• **What the task asks**
How many lines of the data include the string "text"? State the number and nothing else.

• **Recorded information**

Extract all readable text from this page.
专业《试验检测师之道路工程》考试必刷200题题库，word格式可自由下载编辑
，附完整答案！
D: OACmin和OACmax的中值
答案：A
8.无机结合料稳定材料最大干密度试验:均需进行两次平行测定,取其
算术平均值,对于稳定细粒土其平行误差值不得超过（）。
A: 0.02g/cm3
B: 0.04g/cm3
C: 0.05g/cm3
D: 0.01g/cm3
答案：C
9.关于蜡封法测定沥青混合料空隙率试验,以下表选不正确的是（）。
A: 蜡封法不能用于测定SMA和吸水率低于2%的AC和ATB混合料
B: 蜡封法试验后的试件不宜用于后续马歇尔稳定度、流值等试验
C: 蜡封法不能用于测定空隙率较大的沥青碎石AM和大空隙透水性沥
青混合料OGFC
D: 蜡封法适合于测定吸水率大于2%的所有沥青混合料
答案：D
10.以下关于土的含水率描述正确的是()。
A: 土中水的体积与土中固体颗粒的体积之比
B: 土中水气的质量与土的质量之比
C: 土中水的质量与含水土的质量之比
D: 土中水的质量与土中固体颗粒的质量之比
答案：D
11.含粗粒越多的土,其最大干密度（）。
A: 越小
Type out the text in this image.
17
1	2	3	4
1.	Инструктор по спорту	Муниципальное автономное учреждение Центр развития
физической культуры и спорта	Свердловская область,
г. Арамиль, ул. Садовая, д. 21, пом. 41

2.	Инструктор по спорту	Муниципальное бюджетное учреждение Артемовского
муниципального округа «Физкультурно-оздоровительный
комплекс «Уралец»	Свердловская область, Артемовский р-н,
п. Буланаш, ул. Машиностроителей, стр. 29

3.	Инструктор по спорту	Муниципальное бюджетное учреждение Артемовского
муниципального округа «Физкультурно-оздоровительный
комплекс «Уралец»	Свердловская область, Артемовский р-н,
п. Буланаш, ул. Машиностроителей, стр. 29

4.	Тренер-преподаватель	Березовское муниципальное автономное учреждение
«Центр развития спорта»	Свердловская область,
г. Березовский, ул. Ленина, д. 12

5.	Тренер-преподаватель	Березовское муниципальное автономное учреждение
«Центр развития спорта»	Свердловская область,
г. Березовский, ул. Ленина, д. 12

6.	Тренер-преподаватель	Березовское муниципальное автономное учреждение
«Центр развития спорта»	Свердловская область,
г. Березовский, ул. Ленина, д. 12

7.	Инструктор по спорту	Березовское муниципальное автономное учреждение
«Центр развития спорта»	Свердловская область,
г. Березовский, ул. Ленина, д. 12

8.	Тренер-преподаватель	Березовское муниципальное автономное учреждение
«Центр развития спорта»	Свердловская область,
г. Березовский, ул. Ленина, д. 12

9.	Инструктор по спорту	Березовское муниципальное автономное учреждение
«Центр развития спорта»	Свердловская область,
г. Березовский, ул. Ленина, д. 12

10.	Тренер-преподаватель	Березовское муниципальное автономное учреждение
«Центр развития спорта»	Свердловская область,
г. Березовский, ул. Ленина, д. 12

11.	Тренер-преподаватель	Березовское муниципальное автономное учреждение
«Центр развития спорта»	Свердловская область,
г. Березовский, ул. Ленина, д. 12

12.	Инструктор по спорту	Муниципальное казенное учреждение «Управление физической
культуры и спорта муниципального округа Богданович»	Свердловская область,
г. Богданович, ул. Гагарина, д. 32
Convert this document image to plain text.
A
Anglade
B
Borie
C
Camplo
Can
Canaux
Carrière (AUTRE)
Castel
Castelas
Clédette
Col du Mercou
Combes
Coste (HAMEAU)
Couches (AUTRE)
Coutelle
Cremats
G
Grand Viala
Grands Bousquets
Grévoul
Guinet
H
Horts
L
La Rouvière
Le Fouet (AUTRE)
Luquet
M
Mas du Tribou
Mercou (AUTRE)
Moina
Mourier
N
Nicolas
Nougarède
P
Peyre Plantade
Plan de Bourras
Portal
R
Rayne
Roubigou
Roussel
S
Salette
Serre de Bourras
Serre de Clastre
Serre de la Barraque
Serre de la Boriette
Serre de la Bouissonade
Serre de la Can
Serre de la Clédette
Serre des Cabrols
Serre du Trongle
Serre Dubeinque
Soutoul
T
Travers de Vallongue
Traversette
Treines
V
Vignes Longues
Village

• **Full response**
3